◆ DO THIS ◆
Scan the data below for the string "приложении". Show every line where it turns up.

Items listed in a dataset:
____

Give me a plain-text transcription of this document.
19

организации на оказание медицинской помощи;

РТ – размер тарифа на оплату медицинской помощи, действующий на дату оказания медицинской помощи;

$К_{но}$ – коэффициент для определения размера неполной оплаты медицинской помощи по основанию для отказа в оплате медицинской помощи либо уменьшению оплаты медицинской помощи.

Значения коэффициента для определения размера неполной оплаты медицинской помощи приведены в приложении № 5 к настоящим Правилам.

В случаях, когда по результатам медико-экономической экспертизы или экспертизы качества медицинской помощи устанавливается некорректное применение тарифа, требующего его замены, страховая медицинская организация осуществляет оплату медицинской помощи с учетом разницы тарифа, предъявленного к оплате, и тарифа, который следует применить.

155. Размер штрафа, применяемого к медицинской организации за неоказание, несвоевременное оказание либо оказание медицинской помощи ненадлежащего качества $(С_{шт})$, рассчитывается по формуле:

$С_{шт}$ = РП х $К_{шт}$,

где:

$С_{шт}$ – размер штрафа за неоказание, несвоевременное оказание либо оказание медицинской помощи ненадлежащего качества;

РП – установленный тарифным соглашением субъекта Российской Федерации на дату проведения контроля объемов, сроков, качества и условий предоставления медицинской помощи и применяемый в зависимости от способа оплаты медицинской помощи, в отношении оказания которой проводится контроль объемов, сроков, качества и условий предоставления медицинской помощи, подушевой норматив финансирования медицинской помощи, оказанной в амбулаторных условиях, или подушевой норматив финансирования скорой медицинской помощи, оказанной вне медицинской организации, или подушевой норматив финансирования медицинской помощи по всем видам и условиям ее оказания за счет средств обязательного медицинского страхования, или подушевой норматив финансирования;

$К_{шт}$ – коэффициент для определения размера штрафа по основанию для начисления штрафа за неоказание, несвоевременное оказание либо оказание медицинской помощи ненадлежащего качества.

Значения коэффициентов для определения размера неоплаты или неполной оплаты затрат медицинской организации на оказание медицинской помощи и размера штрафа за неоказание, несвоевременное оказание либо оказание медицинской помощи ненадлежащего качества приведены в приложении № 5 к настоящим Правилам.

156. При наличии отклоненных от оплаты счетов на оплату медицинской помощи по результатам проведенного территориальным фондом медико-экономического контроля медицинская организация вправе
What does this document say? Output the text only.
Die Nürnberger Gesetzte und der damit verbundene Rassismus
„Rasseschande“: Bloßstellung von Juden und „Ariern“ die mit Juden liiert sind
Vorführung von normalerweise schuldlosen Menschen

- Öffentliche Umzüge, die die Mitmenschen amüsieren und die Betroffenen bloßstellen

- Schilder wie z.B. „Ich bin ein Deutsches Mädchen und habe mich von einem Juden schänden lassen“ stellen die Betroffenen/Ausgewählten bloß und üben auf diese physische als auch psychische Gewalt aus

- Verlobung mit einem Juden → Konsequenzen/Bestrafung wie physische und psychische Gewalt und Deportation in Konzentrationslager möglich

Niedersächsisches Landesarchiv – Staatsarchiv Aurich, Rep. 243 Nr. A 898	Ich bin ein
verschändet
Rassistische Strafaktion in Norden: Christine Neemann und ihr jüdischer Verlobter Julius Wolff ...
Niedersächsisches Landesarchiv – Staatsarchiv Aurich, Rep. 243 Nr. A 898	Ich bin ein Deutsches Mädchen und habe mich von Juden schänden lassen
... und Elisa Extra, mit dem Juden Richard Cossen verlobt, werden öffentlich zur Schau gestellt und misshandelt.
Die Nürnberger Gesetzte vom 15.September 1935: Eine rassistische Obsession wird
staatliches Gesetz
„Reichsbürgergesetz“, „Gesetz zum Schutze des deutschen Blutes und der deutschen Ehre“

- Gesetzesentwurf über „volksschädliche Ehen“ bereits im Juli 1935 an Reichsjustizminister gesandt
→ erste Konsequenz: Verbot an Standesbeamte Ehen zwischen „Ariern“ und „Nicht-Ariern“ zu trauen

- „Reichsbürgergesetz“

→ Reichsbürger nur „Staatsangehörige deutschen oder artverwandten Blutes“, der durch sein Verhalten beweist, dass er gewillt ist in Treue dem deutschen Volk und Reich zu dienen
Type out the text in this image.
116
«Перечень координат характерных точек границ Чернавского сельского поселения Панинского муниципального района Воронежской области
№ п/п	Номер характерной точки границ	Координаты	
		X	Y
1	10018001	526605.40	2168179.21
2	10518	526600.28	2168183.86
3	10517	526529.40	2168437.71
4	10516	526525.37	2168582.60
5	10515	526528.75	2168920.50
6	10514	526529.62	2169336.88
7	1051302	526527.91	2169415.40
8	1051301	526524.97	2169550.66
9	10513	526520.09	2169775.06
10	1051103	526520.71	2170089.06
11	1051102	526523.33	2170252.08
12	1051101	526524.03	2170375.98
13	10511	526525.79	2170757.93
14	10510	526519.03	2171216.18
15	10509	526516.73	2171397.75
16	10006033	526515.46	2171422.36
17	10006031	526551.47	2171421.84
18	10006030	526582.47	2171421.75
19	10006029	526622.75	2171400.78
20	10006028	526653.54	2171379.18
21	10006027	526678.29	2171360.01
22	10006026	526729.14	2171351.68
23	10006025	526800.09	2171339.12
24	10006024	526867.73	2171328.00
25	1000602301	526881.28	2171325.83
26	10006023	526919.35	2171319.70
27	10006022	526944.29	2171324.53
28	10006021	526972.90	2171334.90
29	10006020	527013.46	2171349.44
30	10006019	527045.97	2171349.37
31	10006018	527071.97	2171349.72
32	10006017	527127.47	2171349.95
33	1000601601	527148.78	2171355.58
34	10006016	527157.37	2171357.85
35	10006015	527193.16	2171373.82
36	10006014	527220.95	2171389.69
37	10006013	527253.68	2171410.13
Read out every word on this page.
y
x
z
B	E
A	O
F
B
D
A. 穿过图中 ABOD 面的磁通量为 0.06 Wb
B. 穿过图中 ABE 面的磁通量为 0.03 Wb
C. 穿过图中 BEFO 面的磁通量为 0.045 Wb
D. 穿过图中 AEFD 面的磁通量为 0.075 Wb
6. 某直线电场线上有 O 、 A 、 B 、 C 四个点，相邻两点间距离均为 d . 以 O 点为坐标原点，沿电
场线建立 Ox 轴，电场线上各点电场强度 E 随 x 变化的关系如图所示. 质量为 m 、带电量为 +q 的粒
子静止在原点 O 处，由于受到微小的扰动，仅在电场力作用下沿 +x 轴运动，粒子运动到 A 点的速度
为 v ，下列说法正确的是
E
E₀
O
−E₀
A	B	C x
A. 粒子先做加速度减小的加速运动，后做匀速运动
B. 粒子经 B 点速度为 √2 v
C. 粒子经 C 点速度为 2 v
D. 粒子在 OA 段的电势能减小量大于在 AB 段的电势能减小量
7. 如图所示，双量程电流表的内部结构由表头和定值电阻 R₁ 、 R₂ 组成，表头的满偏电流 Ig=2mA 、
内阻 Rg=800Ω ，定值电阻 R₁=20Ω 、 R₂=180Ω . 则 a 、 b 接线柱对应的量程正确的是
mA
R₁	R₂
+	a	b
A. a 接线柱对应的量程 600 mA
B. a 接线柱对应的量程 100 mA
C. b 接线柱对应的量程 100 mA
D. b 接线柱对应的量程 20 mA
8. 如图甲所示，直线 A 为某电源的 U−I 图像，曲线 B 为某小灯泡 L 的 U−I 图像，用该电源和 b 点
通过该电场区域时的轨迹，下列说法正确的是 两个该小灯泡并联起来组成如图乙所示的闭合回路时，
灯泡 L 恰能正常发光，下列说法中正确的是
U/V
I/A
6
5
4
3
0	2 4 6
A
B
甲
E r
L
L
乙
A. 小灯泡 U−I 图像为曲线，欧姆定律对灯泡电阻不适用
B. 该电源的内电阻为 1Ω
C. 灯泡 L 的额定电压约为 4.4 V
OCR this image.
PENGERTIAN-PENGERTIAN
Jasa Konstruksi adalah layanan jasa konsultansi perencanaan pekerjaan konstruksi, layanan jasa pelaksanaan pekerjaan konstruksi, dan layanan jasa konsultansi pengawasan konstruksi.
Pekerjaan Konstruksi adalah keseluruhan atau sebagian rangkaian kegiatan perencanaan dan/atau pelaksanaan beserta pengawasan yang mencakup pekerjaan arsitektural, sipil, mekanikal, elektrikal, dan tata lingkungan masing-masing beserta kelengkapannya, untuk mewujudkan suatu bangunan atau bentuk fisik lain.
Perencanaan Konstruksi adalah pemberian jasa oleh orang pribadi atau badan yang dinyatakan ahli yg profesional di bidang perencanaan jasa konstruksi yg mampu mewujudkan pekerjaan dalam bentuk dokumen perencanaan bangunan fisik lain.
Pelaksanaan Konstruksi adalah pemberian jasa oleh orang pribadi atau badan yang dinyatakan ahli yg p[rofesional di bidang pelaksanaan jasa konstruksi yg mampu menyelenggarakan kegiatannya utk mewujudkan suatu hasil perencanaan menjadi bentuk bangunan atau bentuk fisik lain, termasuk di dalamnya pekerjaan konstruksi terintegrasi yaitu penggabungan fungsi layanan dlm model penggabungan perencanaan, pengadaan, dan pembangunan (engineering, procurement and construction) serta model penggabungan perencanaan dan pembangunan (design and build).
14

____

◆ FULL RESPONSE ◆
Значения коэффициента для определения размера неполной оплаты медицинской помощи приведены в приложении № 5 к настоящим Правилам.
Значения коэффициентов для определения размера неоплаты или неполной оплаты затрат медицинской организации на оказание медицинской помощи и размера штрафа за неоказание, несвоевременное оказание либо оказание медицинской помощи ненадлежащего качества приведены в приложении № 5 к настоящим Правилам.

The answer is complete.